**Task statement:**
Return the lines below that carry the word "World".

****

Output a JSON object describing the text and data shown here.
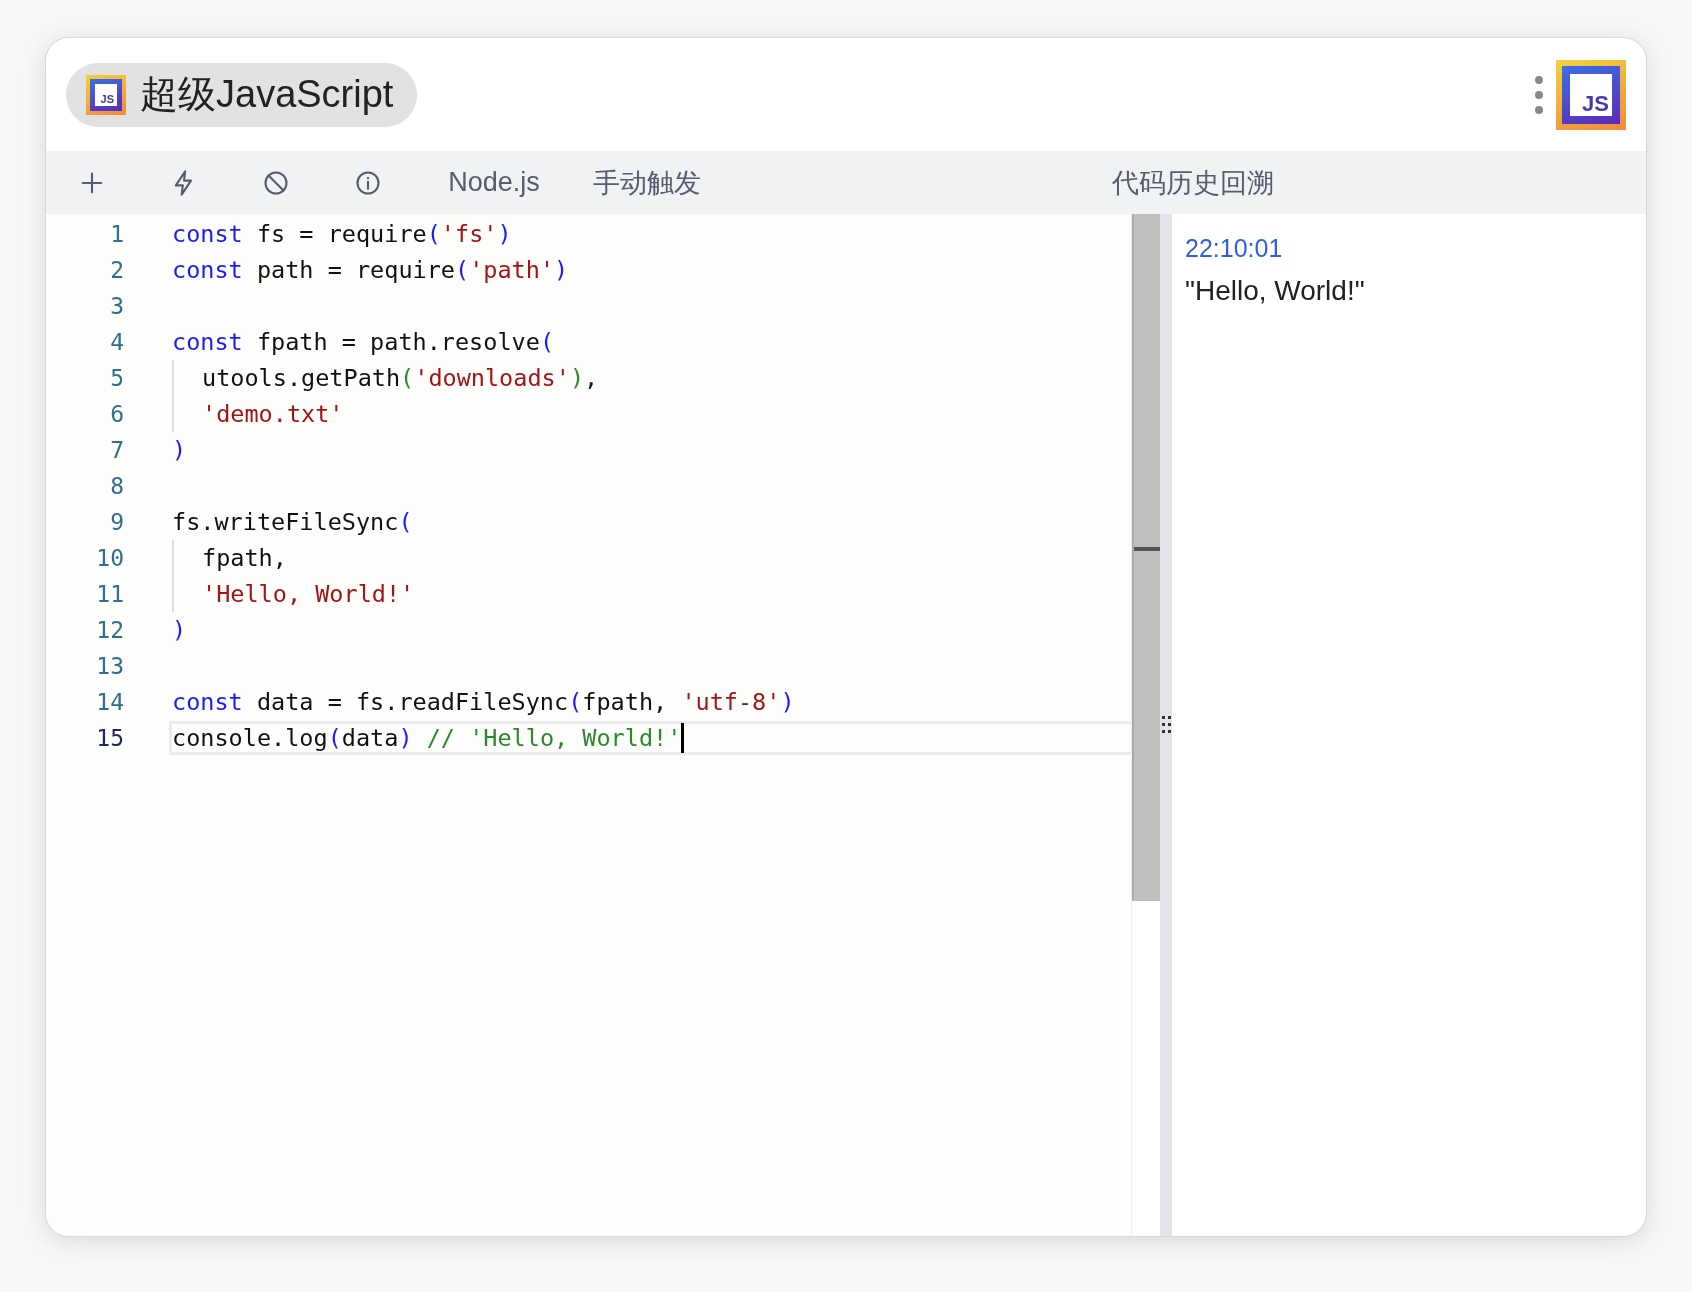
{
  "header": {
    "title": "超级JavaScript",
    "logo_text": "JS",
    "app_icon_text": "JS"
  },
  "toolbar": {
    "items": [
      {
        "kind": "plus"
      },
      {
        "kind": "bolt"
      },
      {
        "kind": "ban"
      },
      {
        "kind": "info"
      },
      {
        "kind": "text",
        "label": "Node.js"
      },
      {
        "kind": "text",
        "label": "手动触发"
      }
    ],
    "history_title": "代码历史回溯"
  },
  "editor": {
    "lines": [
      {
        "number": "1",
        "selected": false,
        "indented": false,
        "tokens": [
          {
            "kind": "keyword",
            "text": "const"
          },
          {
            "kind": "plain",
            "text": " fs = "
          },
          {
            "kind": "plain",
            "text": "require"
          },
          {
            "kind": "paren",
            "text": "("
          },
          {
            "kind": "string",
            "text": "'fs'"
          },
          {
            "kind": "paren",
            "text": ")"
          }
        ]
      },
      {
        "number": "2",
        "selected": false,
        "indented": false,
        "tokens": [
          {
            "kind": "keyword",
            "text": "const"
          },
          {
            "kind": "plain",
            "text": " path = require"
          },
          {
            "kind": "paren",
            "text": "("
          },
          {
            "kind": "string",
            "text": "'path'"
          },
          {
            "kind": "paren",
            "text": ")"
          }
        ]
      },
      {
        "number": "3",
        "selected": false,
        "indented": false
      },
      {
        "number": "4",
        "selected": false,
        "indented": false,
        "tokens": [
          {
            "kind": "keyword",
            "text": "const"
          },
          {
            "kind": "plain",
            "text": " fpath = path.resolve"
          },
          {
            "kind": "paren",
            "text": "("
          }
        ]
      },
      {
        "number": "5",
        "selected": false,
        "indented": true,
        "tokens": [
          {
            "kind": "plain",
            "text": "utools.getPath"
          },
          {
            "kind": "paren2",
            "text": "("
          },
          {
            "kind": "string",
            "text": "'downloads'"
          },
          {
            "kind": "paren2",
            "text": ")"
          },
          {
            "kind": "plain",
            "text": ","
          }
        ]
      },
      {
        "number": "6",
        "selected": false,
        "indented": true,
        "tokens": [
          {
            "kind": "string",
            "text": "'demo.txt'"
          }
        ]
      },
      {
        "number": "7",
        "selected": false,
        "indented": false,
        "tokens": [
          {
            "kind": "paren",
            "text": ")"
          }
        ]
      },
      {
        "number": "8",
        "selected": false,
        "indented": false
      },
      {
        "number": "9",
        "selected": false,
        "indented": false,
        "tokens": [
          {
            "kind": "plain",
            "text": "fs.writeFileSync"
          },
          {
            "kind": "paren",
            "text": "("
          }
        ]
      },
      {
        "number": "10",
        "selected": false,
        "indented": true,
        "tokens": [
          {
            "kind": "plain",
            "text": "fpath,"
          }
        ]
      },
      {
        "number": "11",
        "selected": false,
        "indented": true,
        "tokens": [
          {
            "kind": "string",
            "text": "'Hello, World!'"
          }
        ]
      },
      {
        "number": "12",
        "selected": false,
        "indented": false,
        "tokens": [
          {
            "kind": "paren",
            "text": ")"
          }
        ]
      },
      {
        "number": "13",
        "selected": false,
        "indented": false
      },
      {
        "number": "14",
        "selected": false,
        "indented": false,
        "tokens": [
          {
            "kind": "keyword",
            "text": "const"
          },
          {
            "kind": "plain",
            "text": " data = fs.readFileSync"
          },
          {
            "kind": "paren",
            "text": "("
          },
          {
            "kind": "plain",
            "text": "fpath, "
          },
          {
            "kind": "string",
            "text": "'utf-8'"
          },
          {
            "kind": "paren",
            "text": ")"
          }
        ]
      },
      {
        "number": "15",
        "selected": true,
        "indented": false,
        "tokens": [
          {
            "kind": "plain",
            "text": "console.log"
          },
          {
            "kind": "paren",
            "text": "("
          },
          {
            "kind": "plain",
            "text": "data"
          },
          {
            "kind": "paren",
            "text": ")"
          },
          {
            "kind": "comment",
            "text": " // 'Hello, World!'"
          }
        ]
      }
    ]
  },
  "history": [
    {
      "time": "22:10:01",
      "output": "\"Hello, World!\""
    }
  ]
}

****

**Correct answer:**
            "text": "'Hello, World!'"
            "text": " // 'Hello, World!'"
      "output": "\"Hello, World!\""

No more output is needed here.